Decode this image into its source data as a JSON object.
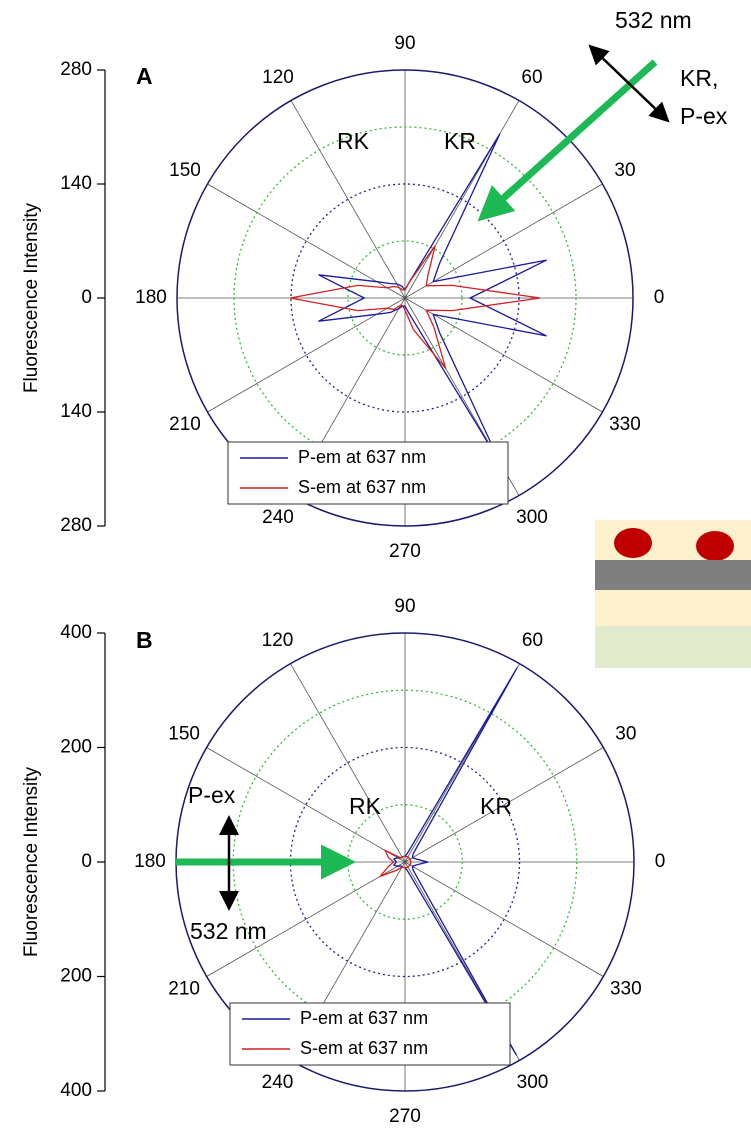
{
  "chart_data": [
    {
      "type": "polar",
      "y_label": "Fluorescence Intensity",
      "x": [
        0,
        15,
        30,
        45,
        60,
        75,
        90,
        105,
        120,
        135,
        150,
        165,
        180,
        195,
        210,
        225,
        240,
        255,
        270,
        285,
        300,
        315,
        330,
        345
      ],
      "series": [
        {
          "name": "P-em at 637 nm",
          "color": "#1a1aa0",
          "values": [
            80,
            180,
            40,
            60,
            233,
            20,
            10,
            15,
            20,
            25,
            40,
            110,
            50,
            110,
            40,
            25,
            15,
            10,
            10,
            20,
            234,
            60,
            40,
            180
          ]
        },
        {
          "name": "S-em at 637 nm",
          "color": "#d42020",
          "values": [
            166,
            60,
            30,
            40,
            74,
            20,
            10,
            10,
            15,
            20,
            25,
            60,
            141,
            60,
            25,
            20,
            10,
            10,
            15,
            40,
            100,
            50,
            30,
            60
          ]
        }
      ],
      "ylim": [
        -280,
        280
      ],
      "yticks": [
        {
          "value": -280,
          "label": "280"
        },
        {
          "value": -140,
          "label": "140"
        },
        0,
        140,
        280
      ],
      "angle_ticks": [
        0,
        30,
        60,
        90,
        120,
        150,
        180,
        210,
        240,
        270,
        300,
        330
      ],
      "rings": [
        70,
        140,
        210
      ],
      "ring_colors": [
        "#33bb33",
        "#2020a0",
        "#33bb33"
      ],
      "annotations": [
        "A",
        "RK",
        "KR",
        "532 nm",
        "KR,",
        "P-ex"
      ]
    },
    {
      "type": "polar",
      "y_label": "Fluorescence Intensity",
      "x": [
        0,
        15,
        30,
        45,
        60,
        75,
        90,
        105,
        120,
        135,
        150,
        165,
        180,
        195,
        210,
        225,
        240,
        255,
        270,
        285,
        300,
        315,
        330,
        345
      ],
      "series": [
        {
          "name": "P-em at 637 nm",
          "color": "#1a1aa0",
          "values": [
            40,
            20,
            15,
            20,
            392,
            15,
            10,
            10,
            10,
            10,
            15,
            20,
            15,
            20,
            15,
            10,
            10,
            10,
            10,
            15,
            390,
            20,
            15,
            20
          ]
        },
        {
          "name": "S-em at 637 nm",
          "color": "#d42020",
          "values": [
            10,
            10,
            10,
            10,
            10,
            10,
            10,
            10,
            10,
            10,
            40,
            30,
            20,
            30,
            50,
            20,
            10,
            10,
            10,
            10,
            10,
            10,
            10,
            10
          ]
        }
      ],
      "ylim": [
        -400,
        400
      ],
      "yticks": [
        {
          "value": -400,
          "label": "400"
        },
        {
          "value": -200,
          "label": "200"
        },
        0,
        200,
        400
      ],
      "angle_ticks": [
        0,
        30,
        60,
        90,
        120,
        150,
        180,
        210,
        240,
        270,
        300,
        330
      ],
      "rings": [
        100,
        200,
        300
      ],
      "ring_colors": [
        "#33bb33",
        "#2020a0",
        "#33bb33"
      ],
      "annotations": [
        "B",
        "RK",
        "KR",
        "P-ex",
        "532 nm"
      ]
    }
  ]
}
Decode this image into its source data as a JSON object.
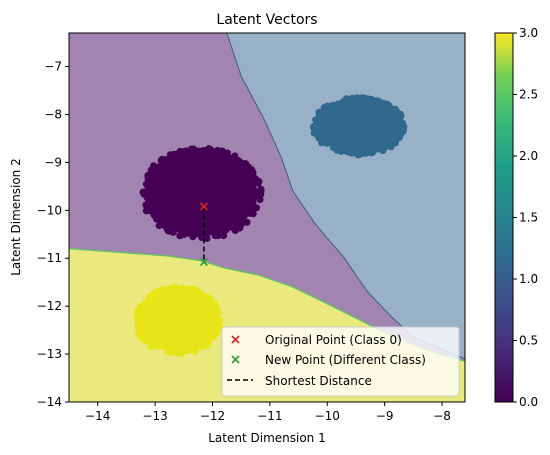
{
  "chart_data": {
    "type": "scatter",
    "title": "Latent Vectors",
    "xlabel": "Latent Dimension 1",
    "ylabel": "Latent Dimension 2",
    "xlim": [
      -14.5,
      -7.6
    ],
    "ylim": [
      -14,
      -6.3
    ],
    "xticks": [
      -14,
      -13,
      -12,
      -11,
      -10,
      -9,
      -8
    ],
    "yticks": [
      -14,
      -13,
      -12,
      -11,
      -10,
      -9,
      -8,
      -7
    ],
    "grid": false,
    "legend_position": "lower-right",
    "decision_regions": [
      {
        "class": 0,
        "color": "#a185b0",
        "boundary": [
          [
            -14.5,
            -10.8
          ],
          [
            -13.6,
            -10.88
          ],
          [
            -12.8,
            -10.95
          ],
          [
            -12.2,
            -11.05
          ],
          [
            -11.8,
            -11.2
          ],
          [
            -11.2,
            -11.35
          ],
          [
            -10.6,
            -11.6
          ],
          [
            -10.0,
            -11.95
          ],
          [
            -9.5,
            -12.25
          ],
          [
            -9.0,
            -12.55
          ],
          [
            -8.6,
            -12.75
          ],
          [
            -8.2,
            -12.95
          ],
          [
            -7.6,
            -13.15
          ]
        ]
      },
      {
        "class": 1,
        "color": "#98b1c7",
        "boundary": [
          [
            -11.75,
            -6.3
          ],
          [
            -11.5,
            -7.2
          ],
          [
            -11.1,
            -8.1
          ],
          [
            -10.8,
            -8.9
          ],
          [
            -10.6,
            -9.6
          ],
          [
            -10.2,
            -10.3
          ],
          [
            -9.7,
            -11.0
          ],
          [
            -9.3,
            -11.7
          ],
          [
            -8.9,
            -12.2
          ],
          [
            -8.5,
            -12.65
          ],
          [
            -8.1,
            -12.85
          ],
          [
            -7.6,
            -13.1
          ]
        ]
      },
      {
        "class": 3,
        "color": "#e9e97e"
      }
    ],
    "clusters": [
      {
        "class": 0,
        "color": "#440154",
        "center": [
          -12.2,
          -9.65
        ],
        "spread": [
          1.05,
          0.95
        ]
      },
      {
        "class": 1,
        "color": "#31688e",
        "center": [
          -9.45,
          -8.25
        ],
        "spread": [
          0.8,
          0.6
        ]
      },
      {
        "class": 3,
        "color": "#e7e419",
        "center": [
          -12.6,
          -12.3
        ],
        "spread": [
          0.75,
          0.7
        ]
      }
    ],
    "original_point": {
      "x": -12.15,
      "y": -9.92,
      "label": "Original Point (Class 0)",
      "color": "#d62728"
    },
    "new_point": {
      "x": -12.15,
      "y": -11.08,
      "label": "New Point (Different Class)",
      "color": "#2ca02c"
    },
    "shortest_distance": {
      "label": "Shortest Distance",
      "color": "#000000"
    },
    "colorbar": {
      "min": 0.0,
      "max": 3.0,
      "ticks": [
        "0.0",
        "0.5",
        "1.0",
        "1.5",
        "2.0",
        "2.5",
        "3.0"
      ],
      "colormap": "viridis"
    }
  }
}
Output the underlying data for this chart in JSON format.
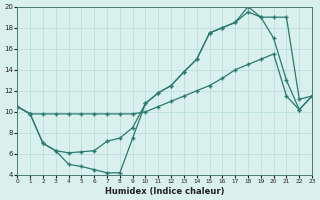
{
  "line1_x": [
    0,
    1,
    2,
    3,
    4,
    5,
    6,
    7,
    8,
    9,
    10,
    11,
    12,
    13,
    14,
    15,
    16,
    17,
    18,
    19,
    20,
    21,
    22,
    23
  ],
  "line1_y": [
    10.5,
    9.8,
    9.8,
    9.8,
    9.8,
    9.8,
    9.8,
    9.8,
    9.8,
    9.8,
    10.0,
    10.5,
    11.0,
    11.5,
    12.0,
    12.5,
    13.2,
    14.0,
    14.5,
    15.0,
    15.5,
    11.5,
    10.2,
    11.5
  ],
  "line2_x": [
    0,
    1,
    2,
    3,
    4,
    5,
    6,
    7,
    8,
    9,
    10,
    11,
    12,
    13,
    14,
    15,
    16,
    17,
    18,
    19,
    20,
    21,
    22,
    23
  ],
  "line2_y": [
    10.5,
    9.8,
    7.0,
    6.3,
    6.1,
    6.2,
    6.3,
    7.2,
    7.5,
    8.5,
    10.8,
    11.8,
    12.5,
    13.8,
    15.0,
    17.5,
    18.0,
    18.5,
    20.0,
    19.0,
    19.0,
    19.0,
    11.2,
    11.5
  ],
  "line3_x": [
    0,
    1,
    2,
    3,
    4,
    5,
    6,
    7,
    8,
    9,
    10,
    11,
    12,
    13,
    14,
    15,
    16,
    17,
    18,
    19,
    20,
    21,
    22,
    23
  ],
  "line3_y": [
    10.5,
    9.8,
    7.0,
    6.3,
    5.0,
    4.8,
    4.5,
    4.2,
    4.2,
    7.5,
    10.8,
    11.8,
    12.5,
    13.8,
    15.0,
    17.5,
    18.0,
    18.5,
    19.5,
    19.0,
    17.0,
    13.0,
    10.2,
    11.5
  ],
  "color": "#2a7a6e",
  "bg_color": "#daf0ed",
  "grid_color": "#b5ddd8",
  "xlabel": "Humidex (Indice chaleur)",
  "ylim": [
    4,
    20
  ],
  "xlim": [
    0,
    23
  ],
  "yticks": [
    4,
    6,
    8,
    10,
    12,
    14,
    16,
    18,
    20
  ],
  "xticks": [
    0,
    1,
    2,
    3,
    4,
    5,
    6,
    7,
    8,
    9,
    10,
    11,
    12,
    13,
    14,
    15,
    16,
    17,
    18,
    19,
    20,
    21,
    22,
    23
  ]
}
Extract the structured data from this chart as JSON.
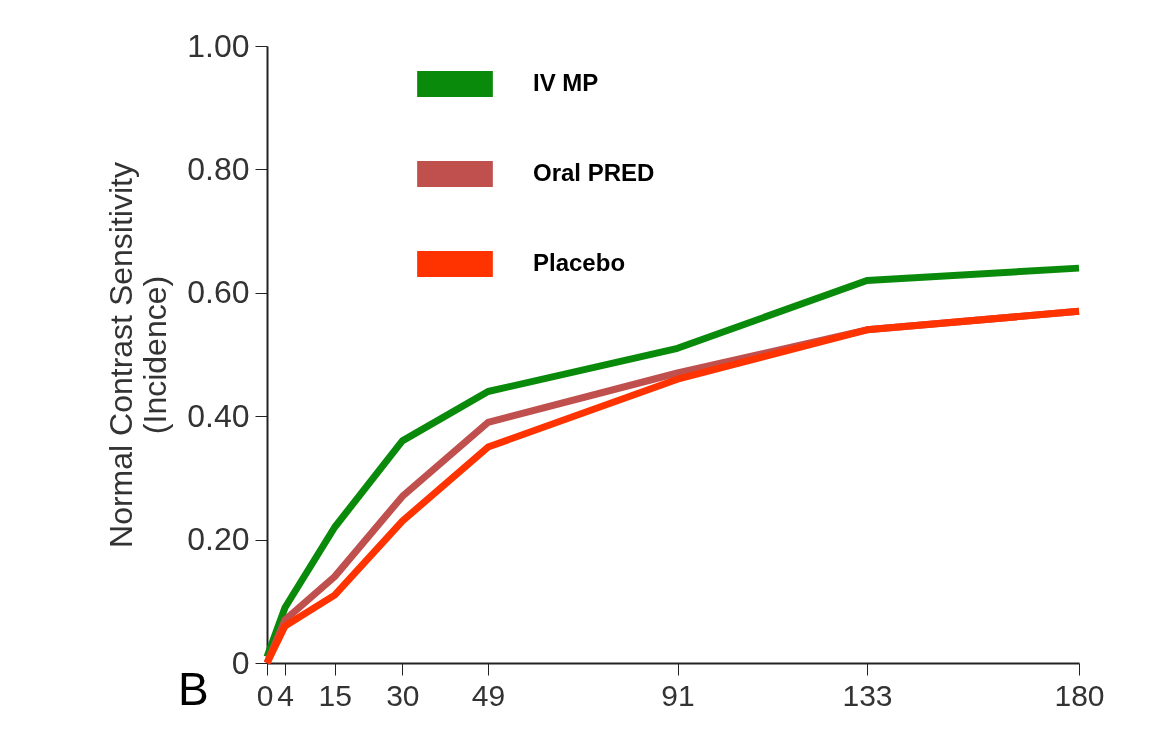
{
  "chart_data": {
    "type": "line",
    "ylabel": "Normal Contrast Sensitivity\n(Incidence)",
    "annotations": [
      "B"
    ],
    "x": [
      0,
      4,
      15,
      30,
      49,
      91,
      133,
      180
    ],
    "series": [
      {
        "name": "IV MP",
        "color": "#0a8a0a",
        "values": [
          0.01,
          0.09,
          0.22,
          0.36,
          0.44,
          0.51,
          0.62,
          0.64
        ]
      },
      {
        "name": "Oral PRED",
        "color": "#c0504d",
        "values": [
          0,
          0.07,
          0.14,
          0.27,
          0.39,
          0.47,
          0.54,
          0.57
        ]
      },
      {
        "name": "Placebo",
        "color": "#ff3300",
        "values": [
          0,
          0.06,
          0.11,
          0.23,
          0.35,
          0.46,
          0.54,
          0.57
        ]
      }
    ],
    "xlim": [
      0,
      180
    ],
    "xticks": [
      0,
      4,
      15,
      30,
      49,
      91,
      133,
      180
    ],
    "ylim": [
      0,
      1
    ],
    "yticks": [
      0,
      {
        "value": 0.2,
        "label": "0.20"
      },
      {
        "value": 0.4,
        "label": "0.40"
      },
      {
        "value": 0.6,
        "label": "0.60"
      },
      {
        "value": 0.8,
        "label": "0.80"
      },
      {
        "value": 1,
        "label": "1.00"
      }
    ],
    "grid": false,
    "legend": "top",
    "marker": "none",
    "line_style": "solid"
  }
}
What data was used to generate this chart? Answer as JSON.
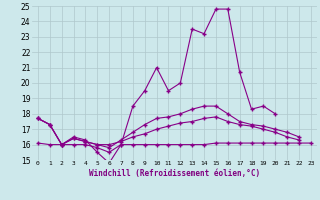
{
  "xlabel": "Windchill (Refroidissement éolien,°C)",
  "background_color": "#cde8eb",
  "grid_color": "#b0c8cc",
  "line_color": "#880088",
  "xlim": [
    -0.5,
    23.5
  ],
  "ylim": [
    15,
    25
  ],
  "x_ticks": [
    0,
    1,
    2,
    3,
    4,
    5,
    6,
    7,
    8,
    9,
    10,
    11,
    12,
    13,
    14,
    15,
    16,
    17,
    18,
    19,
    20,
    21,
    22,
    23
  ],
  "y_ticks": [
    15,
    16,
    17,
    18,
    19,
    20,
    21,
    22,
    23,
    24,
    25
  ],
  "line1": [
    17.7,
    17.3,
    16.0,
    16.5,
    16.3,
    15.5,
    14.8,
    16.0,
    18.5,
    19.5,
    21.0,
    19.5,
    20.0,
    23.5,
    23.2,
    24.8,
    24.8,
    20.7,
    18.3,
    18.5,
    18.0,
    null,
    null,
    null
  ],
  "line2": [
    17.7,
    17.3,
    16.0,
    16.4,
    16.2,
    16.0,
    15.8,
    16.3,
    16.8,
    17.3,
    17.7,
    17.8,
    18.0,
    18.3,
    18.5,
    18.5,
    18.0,
    17.5,
    17.3,
    17.2,
    17.0,
    16.8,
    16.5,
    null
  ],
  "line3": [
    17.7,
    17.3,
    16.0,
    16.4,
    16.2,
    16.0,
    16.0,
    16.2,
    16.5,
    16.7,
    17.0,
    17.2,
    17.4,
    17.5,
    17.7,
    17.8,
    17.5,
    17.3,
    17.2,
    17.0,
    16.8,
    16.5,
    16.3,
    null
  ],
  "line4": [
    16.1,
    16.0,
    16.0,
    16.0,
    16.0,
    15.8,
    15.5,
    16.0,
    16.0,
    16.0,
    16.0,
    16.0,
    16.0,
    16.0,
    16.0,
    16.1,
    16.1,
    16.1,
    16.1,
    16.1,
    16.1,
    16.1,
    16.1,
    16.1
  ]
}
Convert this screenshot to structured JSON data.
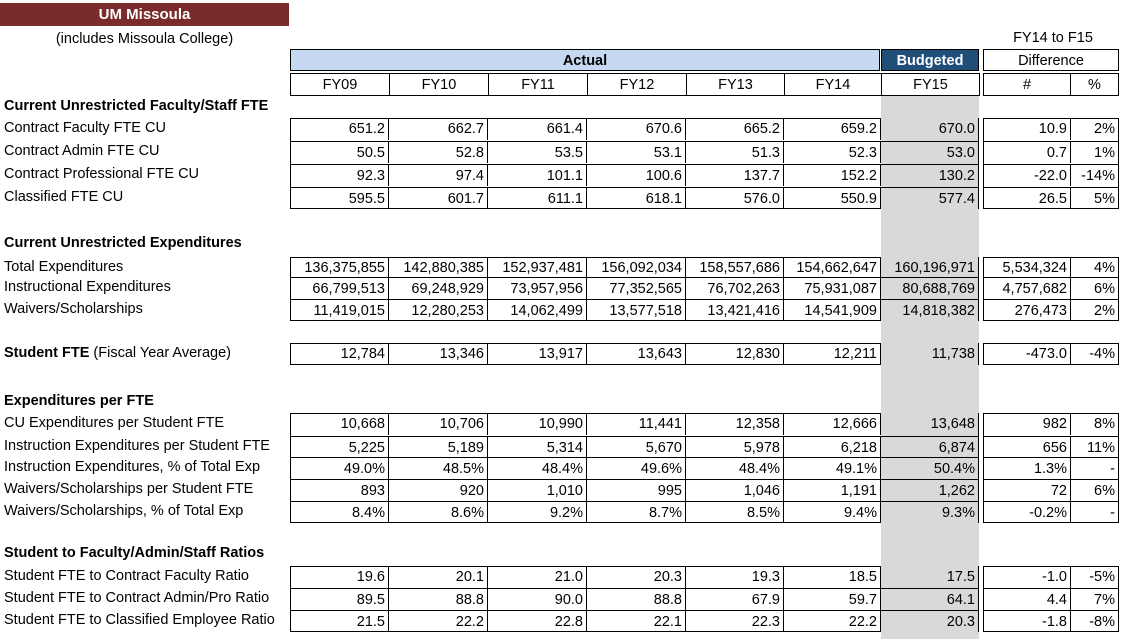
* * * * * * * * *
Count the lines that include the word "ylabel" and state the result as a bare number.

TASK RESULT: 2